EXERCISE DETAILS
Quote the records in full and leave their pictures out.

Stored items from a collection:
::::::::

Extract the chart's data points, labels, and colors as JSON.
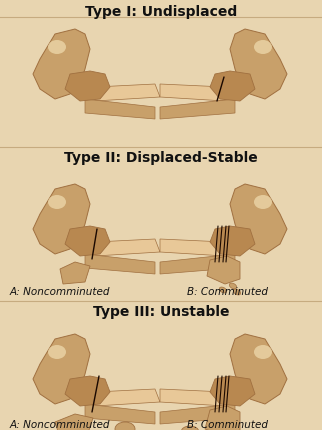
{
  "type1_label": "Type I: Undisplaced",
  "type2_label": "Type II: Displaced-Stable",
  "type3_label": "Type III: Unstable",
  "sub_label_A": "A: Noncomminuted",
  "sub_label_B": "B: Comminuted",
  "label_color": "#111111",
  "bg_color": "#e8d5b0",
  "panel_bg": "#dfc9a0",
  "bone_tan": "#c8a06a",
  "bone_light": "#e8c898",
  "bone_dark": "#a07040",
  "bone_shadow": "#b88850",
  "bone_highlight": "#f0ddb0",
  "crack_color": "#1a0800",
  "divider_color": "#b09060",
  "fig_width": 3.22,
  "fig_height": 4.31,
  "dpi": 100
}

::::::::

THE REPLY
Extract the chart's data points, labels, and colors as JSON.
{
  "type1_label": "Type I: Undisplaced",
  "type2_label": "Type II: Displaced-Stable",
  "type3_label": "Type III: Unstable",
  "sub_label_A": "A: Noncomminuted",
  "sub_label_B": "B: Comminuted",
  "label_color": "#111111",
  "bg_color": "#e8d5b0",
  "panel_bg": "#dfc9a0",
  "bone_tan": "#c8a06a",
  "bone_light": "#e8c898",
  "bone_dark": "#a07040",
  "bone_shadow": "#b88850",
  "bone_highlight": "#f0ddb0",
  "crack_color": "#1a0800",
  "divider_color": "#b09060",
  "fig_width": 3.22,
  "fig_height": 4.31,
  "dpi": 100
}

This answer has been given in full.